### Work to be completed
Look for "myself" in the listing below. Gather each line that contains it.

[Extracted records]
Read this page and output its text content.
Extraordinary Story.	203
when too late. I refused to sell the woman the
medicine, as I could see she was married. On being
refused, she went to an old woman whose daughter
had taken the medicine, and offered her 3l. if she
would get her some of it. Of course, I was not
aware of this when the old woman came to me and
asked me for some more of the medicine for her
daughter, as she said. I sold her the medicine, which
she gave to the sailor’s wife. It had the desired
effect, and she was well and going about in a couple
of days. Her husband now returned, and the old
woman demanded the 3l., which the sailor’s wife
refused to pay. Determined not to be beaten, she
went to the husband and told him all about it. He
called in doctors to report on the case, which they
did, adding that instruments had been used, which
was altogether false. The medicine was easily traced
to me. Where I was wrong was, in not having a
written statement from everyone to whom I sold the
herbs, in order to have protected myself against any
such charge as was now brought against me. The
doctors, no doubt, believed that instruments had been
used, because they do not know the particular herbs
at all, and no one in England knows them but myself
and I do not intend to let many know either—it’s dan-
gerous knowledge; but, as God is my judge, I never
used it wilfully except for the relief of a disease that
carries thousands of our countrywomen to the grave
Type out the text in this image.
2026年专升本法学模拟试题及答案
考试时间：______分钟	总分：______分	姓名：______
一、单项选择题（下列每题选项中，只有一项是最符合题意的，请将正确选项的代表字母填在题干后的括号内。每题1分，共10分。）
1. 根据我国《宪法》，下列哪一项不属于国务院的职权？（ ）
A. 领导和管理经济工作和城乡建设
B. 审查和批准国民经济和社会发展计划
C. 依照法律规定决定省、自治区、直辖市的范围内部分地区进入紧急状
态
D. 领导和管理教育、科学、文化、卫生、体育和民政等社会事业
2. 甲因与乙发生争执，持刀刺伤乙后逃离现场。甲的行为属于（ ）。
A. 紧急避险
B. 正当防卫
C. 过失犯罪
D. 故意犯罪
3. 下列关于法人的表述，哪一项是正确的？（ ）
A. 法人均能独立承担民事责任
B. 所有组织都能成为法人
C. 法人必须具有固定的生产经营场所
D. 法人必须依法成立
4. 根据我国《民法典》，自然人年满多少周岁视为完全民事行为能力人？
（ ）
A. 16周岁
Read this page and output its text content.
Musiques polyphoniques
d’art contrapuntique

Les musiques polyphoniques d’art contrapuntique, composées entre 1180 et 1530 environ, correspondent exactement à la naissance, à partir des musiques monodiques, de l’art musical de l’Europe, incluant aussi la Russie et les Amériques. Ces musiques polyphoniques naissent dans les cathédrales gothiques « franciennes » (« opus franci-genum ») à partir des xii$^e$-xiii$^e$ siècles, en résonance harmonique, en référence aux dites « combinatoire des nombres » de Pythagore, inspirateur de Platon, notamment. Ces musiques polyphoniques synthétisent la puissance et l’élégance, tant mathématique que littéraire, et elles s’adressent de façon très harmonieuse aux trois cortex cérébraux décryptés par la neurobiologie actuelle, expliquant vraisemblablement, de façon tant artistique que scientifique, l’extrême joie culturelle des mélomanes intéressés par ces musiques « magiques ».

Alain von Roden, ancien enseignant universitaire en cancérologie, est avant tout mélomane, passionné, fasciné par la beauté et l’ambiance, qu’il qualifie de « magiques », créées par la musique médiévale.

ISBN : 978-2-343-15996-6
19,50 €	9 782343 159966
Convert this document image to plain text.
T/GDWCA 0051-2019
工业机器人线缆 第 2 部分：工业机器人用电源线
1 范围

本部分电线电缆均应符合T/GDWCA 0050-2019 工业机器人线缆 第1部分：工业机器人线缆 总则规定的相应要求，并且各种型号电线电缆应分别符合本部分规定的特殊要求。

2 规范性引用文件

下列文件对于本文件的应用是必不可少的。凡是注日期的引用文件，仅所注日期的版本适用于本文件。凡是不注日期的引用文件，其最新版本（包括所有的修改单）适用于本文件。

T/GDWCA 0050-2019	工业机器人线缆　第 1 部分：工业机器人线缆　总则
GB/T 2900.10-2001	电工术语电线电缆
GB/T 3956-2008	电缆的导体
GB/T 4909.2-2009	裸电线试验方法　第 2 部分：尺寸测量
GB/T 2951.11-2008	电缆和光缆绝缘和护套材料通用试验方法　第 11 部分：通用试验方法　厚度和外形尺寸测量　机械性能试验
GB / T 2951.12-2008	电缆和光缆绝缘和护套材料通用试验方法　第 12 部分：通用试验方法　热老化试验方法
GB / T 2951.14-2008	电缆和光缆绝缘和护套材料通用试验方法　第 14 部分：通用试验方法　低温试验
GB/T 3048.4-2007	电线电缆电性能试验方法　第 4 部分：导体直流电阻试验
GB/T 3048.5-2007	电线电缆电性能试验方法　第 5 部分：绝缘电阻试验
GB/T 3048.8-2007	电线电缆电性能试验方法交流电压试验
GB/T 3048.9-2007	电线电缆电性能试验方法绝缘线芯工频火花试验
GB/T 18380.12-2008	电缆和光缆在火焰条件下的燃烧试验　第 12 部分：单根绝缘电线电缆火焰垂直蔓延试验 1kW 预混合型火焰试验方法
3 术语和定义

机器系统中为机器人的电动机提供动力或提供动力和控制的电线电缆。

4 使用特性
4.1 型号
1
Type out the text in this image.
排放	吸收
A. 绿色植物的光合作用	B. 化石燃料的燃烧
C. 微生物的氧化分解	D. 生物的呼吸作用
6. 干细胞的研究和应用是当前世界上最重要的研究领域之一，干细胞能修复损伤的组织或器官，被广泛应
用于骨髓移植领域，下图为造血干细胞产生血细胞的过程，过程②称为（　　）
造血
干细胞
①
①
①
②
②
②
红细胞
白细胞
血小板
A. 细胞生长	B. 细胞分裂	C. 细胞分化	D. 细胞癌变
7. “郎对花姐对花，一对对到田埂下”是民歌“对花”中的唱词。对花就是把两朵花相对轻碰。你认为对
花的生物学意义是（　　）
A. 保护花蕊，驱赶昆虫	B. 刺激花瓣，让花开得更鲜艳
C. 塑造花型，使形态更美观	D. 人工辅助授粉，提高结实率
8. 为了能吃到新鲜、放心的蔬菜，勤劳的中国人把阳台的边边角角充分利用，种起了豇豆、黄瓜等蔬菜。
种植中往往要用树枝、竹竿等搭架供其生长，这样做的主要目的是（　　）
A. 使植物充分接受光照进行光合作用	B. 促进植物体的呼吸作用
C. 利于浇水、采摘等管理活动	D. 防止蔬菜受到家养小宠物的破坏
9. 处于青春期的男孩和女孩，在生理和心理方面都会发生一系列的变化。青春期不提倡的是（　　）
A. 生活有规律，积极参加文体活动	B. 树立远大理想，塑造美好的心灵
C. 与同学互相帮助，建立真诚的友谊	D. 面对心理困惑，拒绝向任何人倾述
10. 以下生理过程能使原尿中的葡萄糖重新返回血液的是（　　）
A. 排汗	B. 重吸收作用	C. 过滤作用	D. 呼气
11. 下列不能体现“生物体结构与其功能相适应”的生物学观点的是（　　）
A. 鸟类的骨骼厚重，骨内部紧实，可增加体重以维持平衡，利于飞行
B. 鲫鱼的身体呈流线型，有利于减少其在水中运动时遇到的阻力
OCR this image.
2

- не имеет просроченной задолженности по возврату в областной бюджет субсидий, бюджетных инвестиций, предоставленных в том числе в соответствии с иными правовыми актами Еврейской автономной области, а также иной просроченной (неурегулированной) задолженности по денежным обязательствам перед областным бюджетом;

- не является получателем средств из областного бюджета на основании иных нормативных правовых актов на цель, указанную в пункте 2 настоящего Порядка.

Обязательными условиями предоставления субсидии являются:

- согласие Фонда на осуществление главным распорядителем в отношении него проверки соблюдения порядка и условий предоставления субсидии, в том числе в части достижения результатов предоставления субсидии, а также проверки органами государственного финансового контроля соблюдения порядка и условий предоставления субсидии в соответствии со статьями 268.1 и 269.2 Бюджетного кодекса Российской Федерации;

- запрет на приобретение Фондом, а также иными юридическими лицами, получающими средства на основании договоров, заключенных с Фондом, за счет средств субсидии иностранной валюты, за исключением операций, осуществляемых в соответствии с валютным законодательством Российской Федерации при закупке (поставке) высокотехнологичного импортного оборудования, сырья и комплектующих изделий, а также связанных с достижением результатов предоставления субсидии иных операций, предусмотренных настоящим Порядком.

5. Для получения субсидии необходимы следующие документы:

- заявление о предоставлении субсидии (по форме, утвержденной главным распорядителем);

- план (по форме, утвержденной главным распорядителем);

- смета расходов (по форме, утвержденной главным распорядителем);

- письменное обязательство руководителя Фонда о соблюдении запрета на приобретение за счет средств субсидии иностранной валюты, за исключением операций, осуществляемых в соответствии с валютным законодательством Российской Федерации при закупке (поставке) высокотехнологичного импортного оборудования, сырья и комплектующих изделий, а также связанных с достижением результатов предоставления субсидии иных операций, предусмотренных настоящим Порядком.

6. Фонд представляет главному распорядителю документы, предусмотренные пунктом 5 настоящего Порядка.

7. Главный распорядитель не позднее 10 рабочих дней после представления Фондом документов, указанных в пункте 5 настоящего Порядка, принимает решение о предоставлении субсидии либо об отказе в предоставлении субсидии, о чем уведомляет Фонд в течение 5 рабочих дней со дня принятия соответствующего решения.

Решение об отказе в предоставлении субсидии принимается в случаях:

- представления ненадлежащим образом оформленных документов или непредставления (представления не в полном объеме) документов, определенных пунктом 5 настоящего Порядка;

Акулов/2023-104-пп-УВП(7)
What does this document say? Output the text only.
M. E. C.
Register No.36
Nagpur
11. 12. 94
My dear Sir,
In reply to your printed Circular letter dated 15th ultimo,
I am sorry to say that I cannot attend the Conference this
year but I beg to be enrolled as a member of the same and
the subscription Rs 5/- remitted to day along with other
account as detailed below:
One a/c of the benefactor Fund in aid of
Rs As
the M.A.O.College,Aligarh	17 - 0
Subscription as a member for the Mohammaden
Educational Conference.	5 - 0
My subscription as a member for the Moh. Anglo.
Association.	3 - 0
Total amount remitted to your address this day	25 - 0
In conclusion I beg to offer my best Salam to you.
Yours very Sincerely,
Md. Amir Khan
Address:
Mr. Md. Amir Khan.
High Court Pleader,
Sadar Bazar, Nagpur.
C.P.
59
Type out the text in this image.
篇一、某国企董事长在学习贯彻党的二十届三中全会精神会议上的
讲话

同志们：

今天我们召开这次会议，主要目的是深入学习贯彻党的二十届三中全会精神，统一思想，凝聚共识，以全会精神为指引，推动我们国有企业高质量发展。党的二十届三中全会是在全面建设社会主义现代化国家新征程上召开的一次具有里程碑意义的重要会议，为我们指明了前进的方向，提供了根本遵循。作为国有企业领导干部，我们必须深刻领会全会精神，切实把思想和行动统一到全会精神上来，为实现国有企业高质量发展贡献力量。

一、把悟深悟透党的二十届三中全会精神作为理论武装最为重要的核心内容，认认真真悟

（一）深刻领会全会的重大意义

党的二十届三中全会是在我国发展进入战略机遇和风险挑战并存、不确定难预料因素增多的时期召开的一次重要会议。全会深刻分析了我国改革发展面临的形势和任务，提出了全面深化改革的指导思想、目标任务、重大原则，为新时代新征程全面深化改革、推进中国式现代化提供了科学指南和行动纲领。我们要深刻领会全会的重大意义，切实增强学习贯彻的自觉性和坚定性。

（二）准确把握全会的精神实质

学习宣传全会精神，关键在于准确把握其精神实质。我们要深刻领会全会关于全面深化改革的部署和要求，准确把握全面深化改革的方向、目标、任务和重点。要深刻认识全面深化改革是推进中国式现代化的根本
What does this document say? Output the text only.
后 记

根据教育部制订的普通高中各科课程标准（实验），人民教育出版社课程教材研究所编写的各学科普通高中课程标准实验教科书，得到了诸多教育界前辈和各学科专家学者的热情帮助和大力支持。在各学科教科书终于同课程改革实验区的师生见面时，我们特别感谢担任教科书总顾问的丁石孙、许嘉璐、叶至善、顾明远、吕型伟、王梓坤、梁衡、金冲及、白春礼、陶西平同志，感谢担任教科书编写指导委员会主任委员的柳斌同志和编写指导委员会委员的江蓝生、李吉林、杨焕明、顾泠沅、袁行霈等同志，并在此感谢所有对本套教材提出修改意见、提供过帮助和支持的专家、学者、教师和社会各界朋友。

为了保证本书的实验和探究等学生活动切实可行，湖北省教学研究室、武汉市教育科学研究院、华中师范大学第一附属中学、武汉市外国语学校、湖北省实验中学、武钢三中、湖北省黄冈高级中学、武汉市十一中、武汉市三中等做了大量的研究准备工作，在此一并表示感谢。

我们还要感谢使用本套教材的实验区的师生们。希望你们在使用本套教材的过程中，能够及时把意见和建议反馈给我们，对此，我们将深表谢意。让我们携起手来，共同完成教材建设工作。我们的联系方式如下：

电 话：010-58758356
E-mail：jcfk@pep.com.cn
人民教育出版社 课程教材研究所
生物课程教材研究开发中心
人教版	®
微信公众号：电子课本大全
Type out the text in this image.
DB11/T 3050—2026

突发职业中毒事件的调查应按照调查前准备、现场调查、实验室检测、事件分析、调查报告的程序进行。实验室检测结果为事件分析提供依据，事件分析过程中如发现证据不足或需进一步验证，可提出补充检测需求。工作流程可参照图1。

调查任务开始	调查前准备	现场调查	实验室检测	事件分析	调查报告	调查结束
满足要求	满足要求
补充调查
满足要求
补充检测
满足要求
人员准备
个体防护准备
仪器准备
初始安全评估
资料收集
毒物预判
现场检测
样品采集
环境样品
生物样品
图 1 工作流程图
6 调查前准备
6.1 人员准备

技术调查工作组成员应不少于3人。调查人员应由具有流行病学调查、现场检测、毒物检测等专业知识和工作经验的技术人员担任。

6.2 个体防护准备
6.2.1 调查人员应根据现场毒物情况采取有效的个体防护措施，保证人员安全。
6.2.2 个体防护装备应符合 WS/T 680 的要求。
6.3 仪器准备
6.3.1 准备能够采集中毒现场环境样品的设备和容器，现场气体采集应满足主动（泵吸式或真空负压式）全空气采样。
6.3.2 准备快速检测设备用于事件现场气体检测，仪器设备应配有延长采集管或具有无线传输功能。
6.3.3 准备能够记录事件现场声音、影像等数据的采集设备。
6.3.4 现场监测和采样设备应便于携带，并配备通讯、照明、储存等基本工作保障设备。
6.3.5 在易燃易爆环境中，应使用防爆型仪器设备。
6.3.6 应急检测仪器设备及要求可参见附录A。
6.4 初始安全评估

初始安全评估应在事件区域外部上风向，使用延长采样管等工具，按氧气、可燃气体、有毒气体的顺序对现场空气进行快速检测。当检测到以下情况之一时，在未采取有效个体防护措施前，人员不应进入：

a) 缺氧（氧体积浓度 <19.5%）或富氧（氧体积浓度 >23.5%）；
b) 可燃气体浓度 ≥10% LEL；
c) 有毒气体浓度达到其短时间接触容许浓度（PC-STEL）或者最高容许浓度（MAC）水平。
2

### Answer to this task
herbs, in order to have protected myself against any
at all, and no one in England knows them but myself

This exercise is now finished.